- _Dataset records_:
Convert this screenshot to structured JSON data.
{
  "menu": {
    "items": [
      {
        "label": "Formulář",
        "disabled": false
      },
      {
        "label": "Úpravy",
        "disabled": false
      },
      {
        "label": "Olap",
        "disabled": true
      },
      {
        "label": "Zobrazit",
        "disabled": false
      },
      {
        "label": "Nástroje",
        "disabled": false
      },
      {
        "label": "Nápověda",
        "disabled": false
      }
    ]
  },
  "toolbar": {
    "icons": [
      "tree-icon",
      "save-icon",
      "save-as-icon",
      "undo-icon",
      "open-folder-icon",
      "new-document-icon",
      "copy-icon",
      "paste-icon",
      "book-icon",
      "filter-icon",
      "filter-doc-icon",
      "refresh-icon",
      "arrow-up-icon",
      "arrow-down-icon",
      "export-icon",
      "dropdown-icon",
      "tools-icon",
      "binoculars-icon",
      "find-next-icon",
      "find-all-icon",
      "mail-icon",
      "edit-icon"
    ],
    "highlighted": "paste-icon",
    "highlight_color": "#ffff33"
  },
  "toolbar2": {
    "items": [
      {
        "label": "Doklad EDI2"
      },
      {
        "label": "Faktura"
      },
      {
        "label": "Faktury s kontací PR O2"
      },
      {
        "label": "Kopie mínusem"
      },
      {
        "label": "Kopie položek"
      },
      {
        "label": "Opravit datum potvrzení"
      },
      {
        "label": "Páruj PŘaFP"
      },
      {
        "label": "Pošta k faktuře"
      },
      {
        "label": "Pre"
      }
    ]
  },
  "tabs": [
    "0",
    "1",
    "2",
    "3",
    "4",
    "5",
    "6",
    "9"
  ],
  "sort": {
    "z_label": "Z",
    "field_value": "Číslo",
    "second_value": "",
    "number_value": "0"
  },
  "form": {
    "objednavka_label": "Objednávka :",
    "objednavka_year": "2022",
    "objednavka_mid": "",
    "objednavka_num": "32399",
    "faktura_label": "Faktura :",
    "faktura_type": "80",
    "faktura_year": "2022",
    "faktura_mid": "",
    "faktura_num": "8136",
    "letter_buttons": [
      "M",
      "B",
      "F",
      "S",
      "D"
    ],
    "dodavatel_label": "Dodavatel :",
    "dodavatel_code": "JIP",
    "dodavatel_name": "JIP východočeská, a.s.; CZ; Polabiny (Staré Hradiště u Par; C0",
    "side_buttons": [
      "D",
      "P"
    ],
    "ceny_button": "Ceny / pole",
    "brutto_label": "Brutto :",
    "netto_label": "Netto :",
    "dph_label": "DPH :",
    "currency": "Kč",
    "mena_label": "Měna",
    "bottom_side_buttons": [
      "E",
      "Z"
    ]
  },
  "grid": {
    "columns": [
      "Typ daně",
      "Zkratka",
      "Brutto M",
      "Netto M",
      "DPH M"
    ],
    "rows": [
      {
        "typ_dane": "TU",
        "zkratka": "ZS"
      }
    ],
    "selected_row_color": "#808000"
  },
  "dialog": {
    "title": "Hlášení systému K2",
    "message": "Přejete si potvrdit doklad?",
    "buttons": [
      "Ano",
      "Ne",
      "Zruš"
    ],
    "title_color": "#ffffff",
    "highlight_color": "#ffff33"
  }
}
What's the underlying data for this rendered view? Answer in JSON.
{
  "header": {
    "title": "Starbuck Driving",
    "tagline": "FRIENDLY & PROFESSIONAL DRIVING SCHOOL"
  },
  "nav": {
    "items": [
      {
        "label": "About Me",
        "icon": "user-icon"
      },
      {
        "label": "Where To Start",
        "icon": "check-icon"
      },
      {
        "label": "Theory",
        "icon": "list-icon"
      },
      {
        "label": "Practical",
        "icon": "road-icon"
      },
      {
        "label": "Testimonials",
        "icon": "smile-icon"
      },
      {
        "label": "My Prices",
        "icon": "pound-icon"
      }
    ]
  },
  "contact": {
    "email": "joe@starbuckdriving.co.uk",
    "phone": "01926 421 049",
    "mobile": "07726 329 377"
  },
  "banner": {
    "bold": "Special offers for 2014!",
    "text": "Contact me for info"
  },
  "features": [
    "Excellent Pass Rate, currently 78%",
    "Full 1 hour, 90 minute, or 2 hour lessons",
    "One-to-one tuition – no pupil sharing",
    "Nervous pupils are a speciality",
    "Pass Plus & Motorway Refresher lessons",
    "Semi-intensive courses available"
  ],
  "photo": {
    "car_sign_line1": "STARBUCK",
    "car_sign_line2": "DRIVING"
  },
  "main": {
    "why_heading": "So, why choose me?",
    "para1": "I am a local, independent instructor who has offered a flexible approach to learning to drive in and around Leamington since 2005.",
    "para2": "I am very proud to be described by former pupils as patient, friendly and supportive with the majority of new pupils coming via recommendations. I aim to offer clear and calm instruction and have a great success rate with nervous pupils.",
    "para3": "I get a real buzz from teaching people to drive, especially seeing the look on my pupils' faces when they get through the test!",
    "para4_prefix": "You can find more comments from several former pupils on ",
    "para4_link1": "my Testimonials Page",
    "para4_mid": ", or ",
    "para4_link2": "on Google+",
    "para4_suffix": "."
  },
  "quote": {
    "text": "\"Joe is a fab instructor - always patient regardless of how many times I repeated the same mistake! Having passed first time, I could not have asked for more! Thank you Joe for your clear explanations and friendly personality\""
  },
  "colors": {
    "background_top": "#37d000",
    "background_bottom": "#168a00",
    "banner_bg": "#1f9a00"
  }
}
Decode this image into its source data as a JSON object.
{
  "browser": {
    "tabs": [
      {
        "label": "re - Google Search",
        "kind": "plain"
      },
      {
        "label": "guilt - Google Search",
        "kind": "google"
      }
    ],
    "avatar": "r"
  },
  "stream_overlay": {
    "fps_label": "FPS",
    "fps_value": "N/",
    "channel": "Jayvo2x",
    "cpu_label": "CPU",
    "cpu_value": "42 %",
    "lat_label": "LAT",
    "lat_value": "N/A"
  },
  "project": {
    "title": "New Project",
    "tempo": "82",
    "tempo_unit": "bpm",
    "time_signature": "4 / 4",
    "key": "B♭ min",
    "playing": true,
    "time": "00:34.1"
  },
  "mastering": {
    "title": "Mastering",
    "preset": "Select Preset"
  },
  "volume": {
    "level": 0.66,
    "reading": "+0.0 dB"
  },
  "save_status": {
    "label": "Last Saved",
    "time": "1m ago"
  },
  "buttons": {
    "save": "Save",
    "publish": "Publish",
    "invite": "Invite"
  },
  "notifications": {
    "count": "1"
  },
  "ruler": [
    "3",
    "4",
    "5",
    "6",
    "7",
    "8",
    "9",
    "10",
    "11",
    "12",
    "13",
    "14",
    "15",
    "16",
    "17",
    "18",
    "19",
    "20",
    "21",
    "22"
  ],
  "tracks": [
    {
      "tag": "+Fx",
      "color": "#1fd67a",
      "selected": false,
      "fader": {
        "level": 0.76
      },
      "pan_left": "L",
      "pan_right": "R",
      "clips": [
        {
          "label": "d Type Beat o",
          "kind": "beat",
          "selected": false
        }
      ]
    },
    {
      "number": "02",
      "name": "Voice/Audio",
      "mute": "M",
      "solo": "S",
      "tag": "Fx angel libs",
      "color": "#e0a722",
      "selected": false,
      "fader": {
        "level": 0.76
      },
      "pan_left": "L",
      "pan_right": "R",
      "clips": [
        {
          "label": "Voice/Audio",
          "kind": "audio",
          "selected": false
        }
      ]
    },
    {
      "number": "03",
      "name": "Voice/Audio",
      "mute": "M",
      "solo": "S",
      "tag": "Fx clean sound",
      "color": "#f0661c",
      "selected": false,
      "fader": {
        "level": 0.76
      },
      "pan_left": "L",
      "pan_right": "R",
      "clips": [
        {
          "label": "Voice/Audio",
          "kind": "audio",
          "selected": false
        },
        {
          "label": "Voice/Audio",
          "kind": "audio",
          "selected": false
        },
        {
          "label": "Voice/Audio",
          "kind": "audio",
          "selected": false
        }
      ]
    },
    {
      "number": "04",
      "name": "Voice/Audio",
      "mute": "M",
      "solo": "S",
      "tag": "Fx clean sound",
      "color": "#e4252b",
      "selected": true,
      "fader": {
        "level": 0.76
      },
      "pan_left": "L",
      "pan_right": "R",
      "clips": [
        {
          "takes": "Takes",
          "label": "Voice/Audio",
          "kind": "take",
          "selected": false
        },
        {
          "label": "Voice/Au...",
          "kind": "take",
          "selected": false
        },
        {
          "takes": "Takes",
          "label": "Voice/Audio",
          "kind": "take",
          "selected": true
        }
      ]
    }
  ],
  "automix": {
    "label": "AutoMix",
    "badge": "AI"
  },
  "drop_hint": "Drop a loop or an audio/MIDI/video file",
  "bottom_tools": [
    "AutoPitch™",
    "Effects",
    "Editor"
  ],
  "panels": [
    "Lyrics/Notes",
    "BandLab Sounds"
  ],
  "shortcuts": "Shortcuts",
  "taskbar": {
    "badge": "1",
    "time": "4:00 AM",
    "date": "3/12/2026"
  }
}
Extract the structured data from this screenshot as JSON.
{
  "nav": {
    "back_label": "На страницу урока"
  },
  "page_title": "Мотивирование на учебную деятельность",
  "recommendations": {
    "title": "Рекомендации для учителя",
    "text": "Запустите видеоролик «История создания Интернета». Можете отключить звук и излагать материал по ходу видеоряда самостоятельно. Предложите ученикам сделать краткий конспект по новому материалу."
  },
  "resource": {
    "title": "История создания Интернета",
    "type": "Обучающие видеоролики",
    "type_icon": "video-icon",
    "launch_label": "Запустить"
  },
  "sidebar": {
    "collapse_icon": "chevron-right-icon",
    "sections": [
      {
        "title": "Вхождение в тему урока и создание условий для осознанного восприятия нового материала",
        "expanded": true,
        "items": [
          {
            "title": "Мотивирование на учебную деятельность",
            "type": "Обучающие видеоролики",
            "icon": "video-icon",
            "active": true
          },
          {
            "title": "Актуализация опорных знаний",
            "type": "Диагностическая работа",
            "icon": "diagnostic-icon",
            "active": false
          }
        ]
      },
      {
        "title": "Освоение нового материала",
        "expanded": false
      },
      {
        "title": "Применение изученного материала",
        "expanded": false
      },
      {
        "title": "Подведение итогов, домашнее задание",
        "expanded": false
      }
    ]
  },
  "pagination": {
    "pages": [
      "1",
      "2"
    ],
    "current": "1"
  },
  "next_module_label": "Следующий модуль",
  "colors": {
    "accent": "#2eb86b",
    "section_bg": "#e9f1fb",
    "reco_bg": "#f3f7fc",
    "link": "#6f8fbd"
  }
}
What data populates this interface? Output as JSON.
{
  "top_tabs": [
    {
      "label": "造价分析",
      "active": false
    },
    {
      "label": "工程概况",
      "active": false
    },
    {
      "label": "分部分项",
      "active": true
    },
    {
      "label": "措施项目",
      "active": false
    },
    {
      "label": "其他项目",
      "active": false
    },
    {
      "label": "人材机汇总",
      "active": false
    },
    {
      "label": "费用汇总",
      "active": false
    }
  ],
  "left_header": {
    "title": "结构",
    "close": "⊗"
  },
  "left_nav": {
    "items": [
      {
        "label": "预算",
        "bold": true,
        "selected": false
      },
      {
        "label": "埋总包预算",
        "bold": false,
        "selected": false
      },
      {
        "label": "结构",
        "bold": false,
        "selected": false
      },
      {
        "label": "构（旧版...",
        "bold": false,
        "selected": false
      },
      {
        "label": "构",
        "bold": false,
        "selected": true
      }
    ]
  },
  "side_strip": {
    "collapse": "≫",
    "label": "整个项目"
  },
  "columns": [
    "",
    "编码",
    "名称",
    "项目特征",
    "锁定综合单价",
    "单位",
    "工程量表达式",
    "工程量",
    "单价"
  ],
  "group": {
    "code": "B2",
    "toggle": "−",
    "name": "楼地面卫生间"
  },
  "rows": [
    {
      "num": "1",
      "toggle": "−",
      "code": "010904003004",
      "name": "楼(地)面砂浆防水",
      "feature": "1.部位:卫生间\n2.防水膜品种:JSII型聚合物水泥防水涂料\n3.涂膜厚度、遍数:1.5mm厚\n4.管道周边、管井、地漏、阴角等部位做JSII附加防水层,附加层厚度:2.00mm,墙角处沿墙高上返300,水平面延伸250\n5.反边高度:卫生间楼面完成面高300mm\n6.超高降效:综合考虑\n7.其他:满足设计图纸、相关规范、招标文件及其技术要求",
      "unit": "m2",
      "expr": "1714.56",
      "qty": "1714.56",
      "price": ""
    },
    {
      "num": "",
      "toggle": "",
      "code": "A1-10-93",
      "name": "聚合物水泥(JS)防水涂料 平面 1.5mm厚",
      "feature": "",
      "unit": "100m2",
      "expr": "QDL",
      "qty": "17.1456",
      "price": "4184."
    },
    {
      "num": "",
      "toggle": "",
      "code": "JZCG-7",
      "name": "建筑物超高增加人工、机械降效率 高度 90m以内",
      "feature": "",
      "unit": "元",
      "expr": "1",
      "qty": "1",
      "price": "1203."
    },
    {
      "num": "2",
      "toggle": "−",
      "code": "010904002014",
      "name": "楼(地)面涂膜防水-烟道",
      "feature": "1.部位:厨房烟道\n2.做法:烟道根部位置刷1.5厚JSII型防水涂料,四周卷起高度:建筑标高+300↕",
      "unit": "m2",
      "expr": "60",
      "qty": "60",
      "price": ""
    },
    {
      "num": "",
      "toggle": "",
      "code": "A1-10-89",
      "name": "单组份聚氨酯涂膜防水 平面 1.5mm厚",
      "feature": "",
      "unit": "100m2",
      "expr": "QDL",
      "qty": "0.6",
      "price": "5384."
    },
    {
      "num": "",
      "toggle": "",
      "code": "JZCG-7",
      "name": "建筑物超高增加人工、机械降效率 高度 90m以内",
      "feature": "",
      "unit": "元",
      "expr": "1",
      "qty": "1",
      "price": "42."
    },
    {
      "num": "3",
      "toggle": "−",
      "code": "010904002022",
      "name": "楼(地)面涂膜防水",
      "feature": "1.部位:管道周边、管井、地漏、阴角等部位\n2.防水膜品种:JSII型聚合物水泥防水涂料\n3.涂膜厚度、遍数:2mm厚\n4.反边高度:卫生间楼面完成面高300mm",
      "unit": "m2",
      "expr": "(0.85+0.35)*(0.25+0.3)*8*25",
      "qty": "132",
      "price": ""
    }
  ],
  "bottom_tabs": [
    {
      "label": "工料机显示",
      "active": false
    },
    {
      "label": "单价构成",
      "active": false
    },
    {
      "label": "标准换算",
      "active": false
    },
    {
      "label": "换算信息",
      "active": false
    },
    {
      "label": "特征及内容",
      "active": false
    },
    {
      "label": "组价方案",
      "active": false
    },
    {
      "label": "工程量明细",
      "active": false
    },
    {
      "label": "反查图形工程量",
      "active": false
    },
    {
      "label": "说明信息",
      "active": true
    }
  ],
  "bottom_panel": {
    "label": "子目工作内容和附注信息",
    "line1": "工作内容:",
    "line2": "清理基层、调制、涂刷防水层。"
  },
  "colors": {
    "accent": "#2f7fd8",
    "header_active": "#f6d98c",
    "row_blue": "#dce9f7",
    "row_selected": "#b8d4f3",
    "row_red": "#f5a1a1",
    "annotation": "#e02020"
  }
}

- _To do_:
Copy every line in the records above that contains the word "find".

- _Solution_:
      "find-next-icon",
      "find-all-icon",
    "para4_prefix": "You can find more comments from several former pupils on ",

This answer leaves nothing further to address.